LISTED RECORDS
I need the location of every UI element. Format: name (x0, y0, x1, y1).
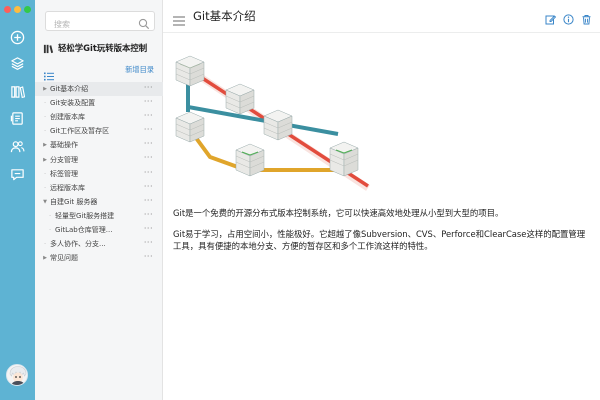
toc-item[interactable]: · 创建版本库 ··· (35, 110, 163, 124)
toc-item[interactable]: · 远程版本库 ··· (35, 181, 163, 195)
toc-item[interactable]: ▶ Git基本介绍 ··· (35, 82, 163, 97)
add-toc-button[interactable]: 新增目录 (125, 65, 154, 75)
more-options-icon[interactable]: ··· (144, 251, 153, 262)
toc-item-label: GitLab仓库管理... (55, 225, 113, 234)
more-options-icon[interactable]: ··· (144, 152, 153, 163)
layers-icon[interactable] (9, 55, 26, 72)
chevron-right-icon[interactable]: ▶ (42, 255, 48, 261)
books-icon[interactable] (9, 83, 26, 100)
toc-item[interactable]: · 轻量型Git服务搭建 ··· (35, 209, 163, 223)
server-stack-6 (329, 141, 359, 177)
menu-icon[interactable] (173, 11, 185, 26)
more-options-icon[interactable]: ··· (144, 181, 153, 192)
toc-item[interactable]: · Git安装及配置 ··· (35, 96, 163, 110)
minimize-window-button[interactable] (14, 6, 21, 13)
toc-item-label: Git安装及配置 (50, 99, 96, 108)
toc-item-label: 轻量型Git服务搭建 (55, 211, 115, 220)
close-window-button[interactable] (4, 6, 11, 13)
more-options-icon[interactable]: ··· (144, 223, 153, 234)
chevron-right-icon[interactable]: ▶ (42, 86, 48, 92)
book-title: 轻松学Git玩转版本控制 (43, 42, 147, 54)
toc-item-label: 远程版本库 (50, 183, 85, 192)
toc-item-label: 创建版本库 (50, 113, 85, 122)
toc-item[interactable]: · GitLab仓库管理... ··· (35, 223, 163, 237)
plus-circle-icon[interactable] (9, 29, 26, 46)
users-icon[interactable] (9, 138, 26, 155)
bullet-icon: · (44, 100, 46, 107)
more-options-icon[interactable]: ··· (144, 237, 153, 248)
chevron-down-icon[interactable]: ▼ (42, 199, 48, 205)
more-options-icon[interactable]: ··· (144, 209, 153, 220)
bullet-icon: · (44, 114, 46, 121)
server-stack-1 (175, 55, 205, 87)
more-options-icon[interactable]: ··· (144, 195, 153, 206)
avatar[interactable] (6, 364, 28, 386)
toc-item-label: 多人协作、分支... (50, 240, 106, 249)
doc-topbar: Git基本介绍 (163, 0, 600, 33)
git-workflow-illustration (175, 55, 370, 191)
toc-item-label: Git工作区及暂存区 (50, 127, 110, 136)
server-stack-5 (235, 143, 265, 177)
toc-item-label: 分支管理 (50, 155, 78, 164)
more-options-icon[interactable]: ··· (144, 167, 153, 178)
toc-item[interactable]: · 多人协作、分支... ··· (35, 237, 163, 251)
toc-item[interactable]: ▶ 分支管理 ··· (35, 152, 163, 166)
page-title: Git基本介绍 (193, 9, 256, 23)
books-icon (43, 44, 54, 53)
search-box (45, 11, 155, 34)
intro-paragraph: Git是一个免费的开源分布式版本控制系统，它可以快速高效地处理从小型到大型的项目… (173, 208, 504, 218)
bullet-icon: · (44, 241, 46, 248)
server-stack-3 (175, 111, 205, 143)
document-icon[interactable] (9, 110, 26, 127)
zoom-window-button[interactable] (24, 6, 31, 13)
features-paragraph: Git易于学习，占用空间小，性能极好。它超越了像Subversion、CVS、P… (173, 229, 586, 251)
toc-item[interactable]: ▶ 常见问题 ··· (35, 251, 163, 265)
search-icon[interactable] (138, 15, 150, 30)
icon-rail (0, 0, 35, 400)
toc-item[interactable]: · Git工作区及暂存区 ··· (35, 124, 163, 138)
toc-item-label: 基础操作 (50, 141, 78, 150)
bullet-icon: · (49, 226, 51, 233)
toc-item-label: 自建Git 服务器 (50, 197, 98, 206)
list-icon[interactable] (44, 66, 54, 81)
bullet-icon: · (49, 212, 51, 219)
toc-list: ▶ Git基本介绍 ··· · Git安装及配置 ··· · 创建版本库 ··· · Git工作区及… (35, 82, 163, 265)
more-options-icon[interactable]: ··· (144, 138, 153, 149)
bullet-icon: · (44, 170, 46, 177)
chat-icon[interactable] (9, 166, 26, 183)
book-sidebar: 轻松学Git玩转版本控制 新增目录 ▶Git基本介绍····Git安装及配置··… (35, 0, 163, 400)
info-icon[interactable] (563, 10, 574, 25)
search-input[interactable] (46, 15, 134, 34)
bullet-icon: · (44, 184, 46, 191)
more-options-icon[interactable]: ··· (144, 124, 153, 135)
bullet-icon: · (44, 128, 46, 135)
trash-icon[interactable] (581, 10, 592, 25)
window-controls (4, 6, 31, 13)
more-options-icon[interactable]: ··· (144, 82, 153, 93)
toc-item[interactable]: ▼ 自建Git 服务器 ··· (35, 195, 163, 209)
server-stack-2 (225, 83, 255, 115)
edit-icon[interactable] (545, 10, 557, 25)
server-stack-4 (263, 109, 293, 141)
toc-item[interactable]: · 标签管理 ··· (35, 167, 163, 181)
toc-item[interactable]: ▶ 基础操作 ··· (35, 138, 163, 152)
more-options-icon[interactable]: ··· (144, 96, 153, 107)
book-title-text: 轻松学Git玩转版本控制 (58, 43, 148, 53)
doc-actions (545, 10, 592, 25)
chevron-right-icon[interactable]: ▶ (42, 142, 48, 148)
chevron-right-icon[interactable]: ▶ (42, 157, 48, 163)
toc-item-label: 常见问题 (50, 254, 78, 263)
toc-item-label: Git基本介绍 (50, 85, 89, 94)
toc-item-label: 标签管理 (50, 169, 78, 178)
more-options-icon[interactable]: ··· (144, 110, 153, 121)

REQUEST
Put the lines of the material above into a numbered list, starting with the line that contains "toc-item[interactable]: · 创建版本库" and going on through the line that contains "toc-item-label: 多人协作、分支... (50, 240, 106, 249)", both included. Leave out any blank lines.

SOLUTION
1. toc-item[interactable]: · 创建版本库 ··· (35, 110, 163, 124)
2. toc-item[interactable]: · 远程版本库 ··· (35, 181, 163, 195)
3. toc-item[interactable]: ▶ Git基本介绍 ··· (35, 82, 163, 97)
4. add-toc-button[interactable]: 新增目录 (125, 65, 154, 75)
5. more-options-icon[interactable]: ··· (144, 251, 153, 262)
6. toc-item-label: GitLab仓库管理... (55, 225, 113, 234)
7. more-options-icon[interactable]: ··· (144, 152, 153, 163)
8. layers-icon[interactable] (9, 55, 26, 72)
9. chevron-right-icon[interactable]: ▶ (42, 255, 48, 261)
10. books-icon[interactable] (9, 83, 26, 100)
11. toc-item[interactable]: · 轻量型Git服务搭建 ··· (35, 209, 163, 223)
12. server-stack-6 (329, 141, 359, 177)
13. menu-icon[interactable] (173, 11, 185, 26)
14. more-options-icon[interactable]: ··· (144, 181, 153, 192)
15. toc-item[interactable]: · Git安装及配置 ··· (35, 96, 163, 110)
16. minimize-window-button[interactable] (14, 6, 21, 13)
17. toc-item-label: Git安装及配置 (50, 99, 96, 108)
18. toc-item-label: 轻量型Git服务搭建 (55, 211, 115, 220)
19. close-window-button[interactable] (4, 6, 11, 13)
20. more-options-icon[interactable]: ··· (144, 223, 153, 234)
21. chevron-right-icon[interactable]: ▶ (42, 86, 48, 92)
22. book-title: 轻松学Git玩转版本控制 (43, 42, 147, 54)
23. toc-item-label: 远程版本库 (50, 183, 85, 192)
24. toc-item-label: 创建版本库 (50, 113, 85, 122)
25. toc-item[interactable]: · GitLab仓库管理... ··· (35, 223, 163, 237)
26. plus-circle-icon[interactable] (9, 29, 26, 46)
27. users-icon[interactable] (9, 138, 26, 155)
28. bullet-icon: · (44, 100, 46, 107)
29. more-options-icon[interactable]: ··· (144, 237, 153, 248)
30. chevron-down-icon[interactable]: ▼ (42, 199, 48, 205)
31. more-options-icon[interactable]: ··· (144, 209, 153, 220)
32. bullet-icon: · (44, 114, 46, 121)
33. server-stack-1 (175, 55, 205, 87)
34. more-options-icon[interactable]: ··· (144, 195, 153, 206)
35. avatar[interactable] (6, 364, 28, 386)
36. toc-item-label: 多人协作、分支... (50, 240, 106, 249)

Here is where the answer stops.